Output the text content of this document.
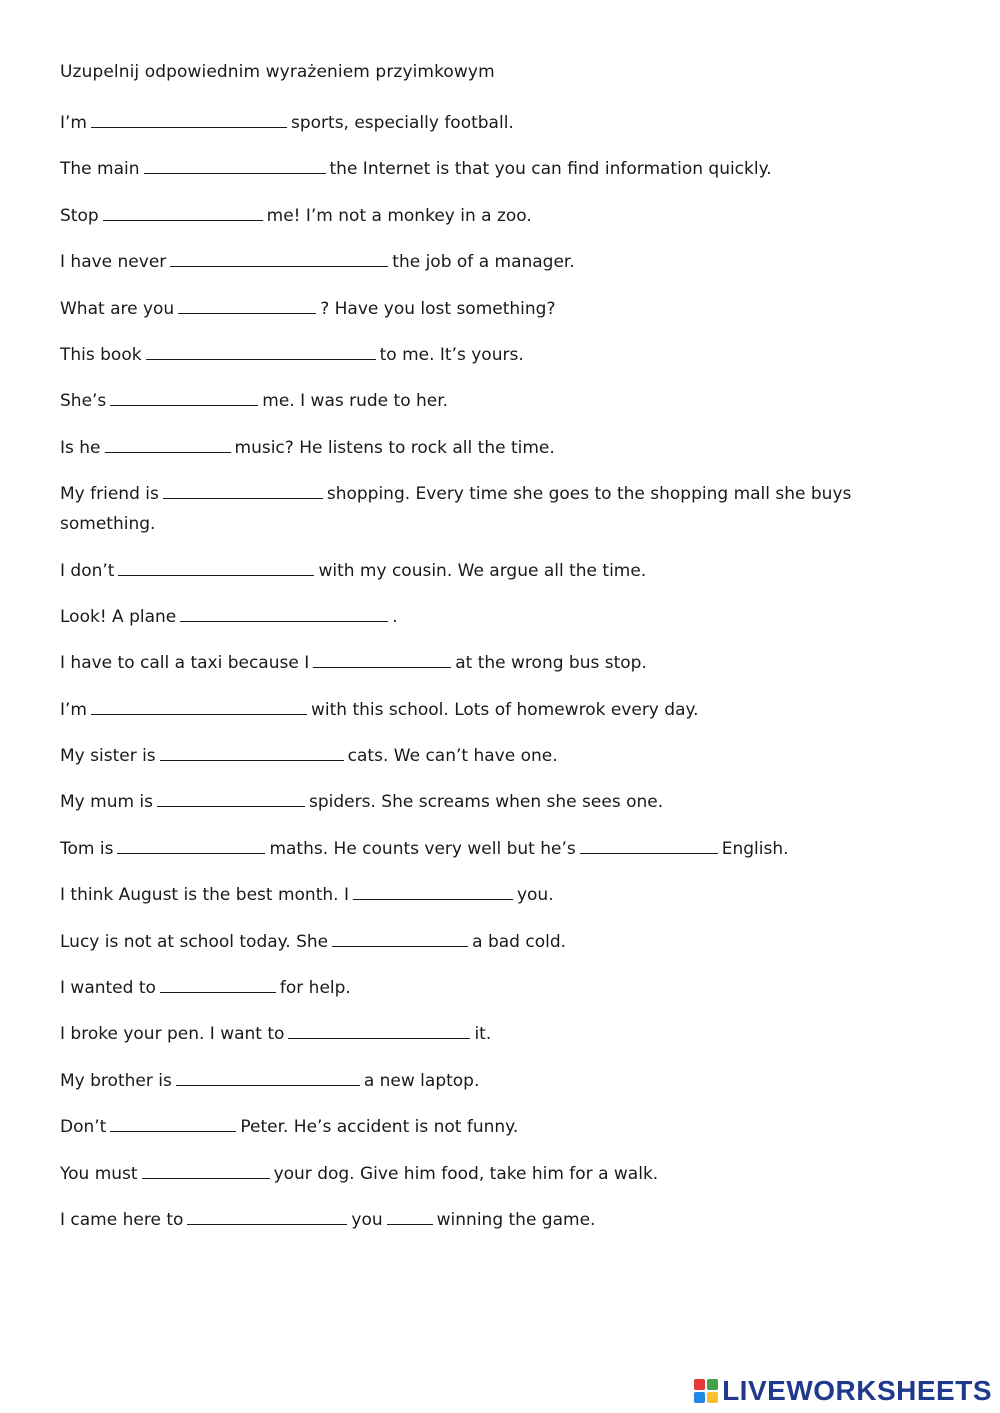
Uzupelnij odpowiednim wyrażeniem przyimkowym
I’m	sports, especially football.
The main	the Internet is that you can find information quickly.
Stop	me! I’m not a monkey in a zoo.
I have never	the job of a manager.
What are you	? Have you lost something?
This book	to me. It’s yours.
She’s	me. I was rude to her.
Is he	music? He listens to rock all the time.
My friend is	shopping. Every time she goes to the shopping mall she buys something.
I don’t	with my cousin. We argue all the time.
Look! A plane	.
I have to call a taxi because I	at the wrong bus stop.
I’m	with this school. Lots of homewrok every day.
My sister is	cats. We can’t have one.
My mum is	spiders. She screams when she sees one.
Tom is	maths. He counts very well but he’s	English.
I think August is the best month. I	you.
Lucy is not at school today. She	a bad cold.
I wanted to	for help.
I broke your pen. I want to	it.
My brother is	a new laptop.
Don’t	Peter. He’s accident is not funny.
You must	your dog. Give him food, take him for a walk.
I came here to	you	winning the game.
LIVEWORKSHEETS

§

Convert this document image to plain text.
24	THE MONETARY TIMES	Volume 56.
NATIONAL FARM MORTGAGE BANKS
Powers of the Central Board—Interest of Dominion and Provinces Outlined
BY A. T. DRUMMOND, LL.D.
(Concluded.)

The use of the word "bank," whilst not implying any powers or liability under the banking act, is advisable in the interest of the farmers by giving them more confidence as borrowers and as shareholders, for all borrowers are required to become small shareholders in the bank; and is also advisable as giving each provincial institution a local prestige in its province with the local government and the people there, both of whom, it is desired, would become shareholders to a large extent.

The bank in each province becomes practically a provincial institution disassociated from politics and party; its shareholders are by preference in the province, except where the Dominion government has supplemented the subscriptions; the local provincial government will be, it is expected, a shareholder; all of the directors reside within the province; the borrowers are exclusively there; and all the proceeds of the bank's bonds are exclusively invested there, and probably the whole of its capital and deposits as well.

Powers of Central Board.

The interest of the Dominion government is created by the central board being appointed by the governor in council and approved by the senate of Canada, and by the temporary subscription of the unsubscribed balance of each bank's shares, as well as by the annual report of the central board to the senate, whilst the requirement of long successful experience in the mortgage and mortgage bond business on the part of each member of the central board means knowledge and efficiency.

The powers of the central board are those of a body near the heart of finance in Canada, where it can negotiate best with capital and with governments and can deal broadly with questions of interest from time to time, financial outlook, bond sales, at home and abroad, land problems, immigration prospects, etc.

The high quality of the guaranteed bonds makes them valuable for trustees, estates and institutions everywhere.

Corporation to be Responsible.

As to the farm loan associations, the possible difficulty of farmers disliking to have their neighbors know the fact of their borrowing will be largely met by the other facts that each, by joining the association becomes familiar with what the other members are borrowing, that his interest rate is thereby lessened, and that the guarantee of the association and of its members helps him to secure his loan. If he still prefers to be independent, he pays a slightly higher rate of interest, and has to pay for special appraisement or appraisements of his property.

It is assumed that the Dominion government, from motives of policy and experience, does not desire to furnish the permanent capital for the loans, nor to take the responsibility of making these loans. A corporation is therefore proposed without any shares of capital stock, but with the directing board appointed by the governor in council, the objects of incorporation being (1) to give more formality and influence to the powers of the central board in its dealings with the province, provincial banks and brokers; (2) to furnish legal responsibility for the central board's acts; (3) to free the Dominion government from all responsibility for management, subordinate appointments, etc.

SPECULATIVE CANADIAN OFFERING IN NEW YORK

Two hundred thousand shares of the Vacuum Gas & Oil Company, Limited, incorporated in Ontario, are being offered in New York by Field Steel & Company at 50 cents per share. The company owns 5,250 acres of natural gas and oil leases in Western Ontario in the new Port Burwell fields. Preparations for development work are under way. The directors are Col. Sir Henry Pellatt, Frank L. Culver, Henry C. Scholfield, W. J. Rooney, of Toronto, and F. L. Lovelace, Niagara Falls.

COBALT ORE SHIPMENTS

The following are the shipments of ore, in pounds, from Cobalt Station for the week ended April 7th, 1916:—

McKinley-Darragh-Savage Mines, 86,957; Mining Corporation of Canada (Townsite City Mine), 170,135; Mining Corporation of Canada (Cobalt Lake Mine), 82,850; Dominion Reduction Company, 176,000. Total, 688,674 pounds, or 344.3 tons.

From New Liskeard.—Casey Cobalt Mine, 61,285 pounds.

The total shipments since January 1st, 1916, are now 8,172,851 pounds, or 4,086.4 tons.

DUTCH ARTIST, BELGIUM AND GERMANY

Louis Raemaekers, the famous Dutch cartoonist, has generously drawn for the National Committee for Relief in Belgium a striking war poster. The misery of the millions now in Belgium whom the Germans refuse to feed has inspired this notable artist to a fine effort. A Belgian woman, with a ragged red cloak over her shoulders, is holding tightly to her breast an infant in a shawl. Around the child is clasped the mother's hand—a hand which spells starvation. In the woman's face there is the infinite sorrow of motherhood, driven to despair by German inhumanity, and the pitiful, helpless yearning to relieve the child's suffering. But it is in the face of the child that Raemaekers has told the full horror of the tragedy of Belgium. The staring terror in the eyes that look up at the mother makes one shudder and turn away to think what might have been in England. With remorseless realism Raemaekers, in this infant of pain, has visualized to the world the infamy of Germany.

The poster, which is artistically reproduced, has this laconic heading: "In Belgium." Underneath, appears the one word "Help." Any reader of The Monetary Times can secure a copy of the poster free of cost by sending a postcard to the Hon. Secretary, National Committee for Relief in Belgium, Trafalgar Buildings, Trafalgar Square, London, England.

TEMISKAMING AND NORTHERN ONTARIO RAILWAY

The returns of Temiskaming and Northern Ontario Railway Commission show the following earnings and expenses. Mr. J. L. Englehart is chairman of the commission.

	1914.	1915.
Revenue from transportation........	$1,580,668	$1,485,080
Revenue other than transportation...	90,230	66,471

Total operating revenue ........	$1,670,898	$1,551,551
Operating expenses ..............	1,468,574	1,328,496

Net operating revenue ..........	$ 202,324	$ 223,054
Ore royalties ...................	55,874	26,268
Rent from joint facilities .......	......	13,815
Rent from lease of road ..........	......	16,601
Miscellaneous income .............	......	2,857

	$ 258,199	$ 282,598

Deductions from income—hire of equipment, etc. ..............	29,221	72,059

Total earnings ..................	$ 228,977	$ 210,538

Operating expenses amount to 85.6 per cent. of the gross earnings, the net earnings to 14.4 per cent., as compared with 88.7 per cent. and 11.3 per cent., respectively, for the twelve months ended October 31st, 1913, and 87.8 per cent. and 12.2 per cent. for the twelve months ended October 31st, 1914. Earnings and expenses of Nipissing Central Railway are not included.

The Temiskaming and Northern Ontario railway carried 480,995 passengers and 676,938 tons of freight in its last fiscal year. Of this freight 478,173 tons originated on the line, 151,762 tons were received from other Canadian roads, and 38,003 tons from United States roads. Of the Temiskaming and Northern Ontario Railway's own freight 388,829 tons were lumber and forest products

§

*Given instruction:*
The records are above. How many lines in them contain the word "text"? Give the number alone.

*Exercise solution:*
2